START Page text

~forks/gemdown.py

An opiniated Python script for rendering Markdown files in the gemtext format.

Initial commit

Commited on by Robin Boers.

diff --git a/.envrc b/.envrc
new file mode 100644
index 0000000..1d953f4
--- /dev/null
+++ b/.envrc
@@ -0,0 +1 @@
+use nix
diff --git a/.gitignore b/.gitignore
new file mode 100644
index 0000000..92b2793
--- /dev/null
+++ b/.gitignore
@@ -0,0 +1 @@
+.direnv
diff --git a/gemdown.py b/gemdown.py
new file mode 100644
index 0000000..65ae5dc
--- /dev/null
+++ b/gemdown.py
@@ -0,0 +1,189 @@
+import re
+import sys
+
+# Gemdown works like this:
+# 
+# - Quotes with line breaks are transformed to single lines.
+# - Paragraphs with line breaks are transformed to single lines, except when using a hard break (two spaces and then a line break).
+# - Lists are flattened, but if a list item contains just a link or image, it is transformed to a link.
+# - Images are transformed to links.
+# - Inline links are collected under the text.
+# - Headings of level 4-6 are interpreted as paragraphs.
+# - Numbered lists are interpreted as paragraphs.
+# - Extra newlines are keps
+# - Italic identifiers are kept, but bold mofifiers are removed.
+# - Horizontal lines are kept.
+
+link_pattern = r'\[(.*?)\]\(([^ \t\n\r\f\v]+)\)'
+image_pattern = r'!\[(.*?)\]\(([^ \t\n\r\f\v]+)\)'
+italics_pattern = r'\b_(.*?)_\b'
+
+def main() -> int:
+    gemtext = Gemdown().convert(sys.stdin)

END Page text
START Material

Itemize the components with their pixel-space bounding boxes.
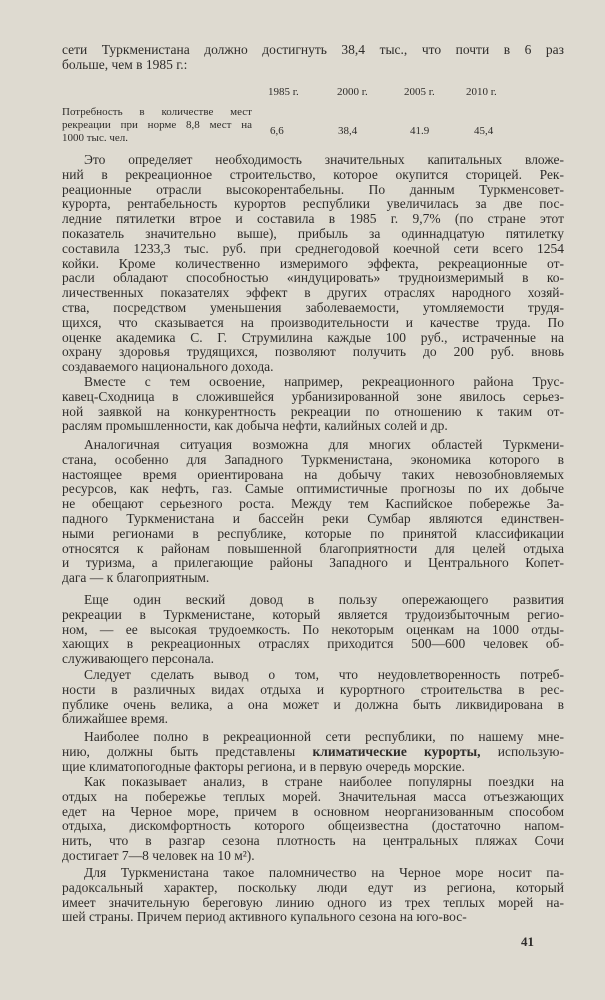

END Material

**Exercise objective:**
Extend the gemdown.py commit diff onward from its final line. The listing is not needed here.

**Expected answer:**
+    print(gemtext)
+
+class Gemdown():
+    def convert(self, markdown):
+        self.is_in_quote = False
+        self.is_in_preformatted = False
+        self.links = ""
+        self.document = ""
+        self.collected_links = []
+
+        for line in markdown:
+            # Strip the newline off the end
+            if line.endswith("\n"): 
+                self.line = line[0:len(line) - 1]
+            else: 
+                self.line = line
+
+            self.parse_line()
+
+        return self.document
+
+    def parse_line(self):
+        # Strip bold modifiers
+        self.strip_bold()
+        self.replace_italics()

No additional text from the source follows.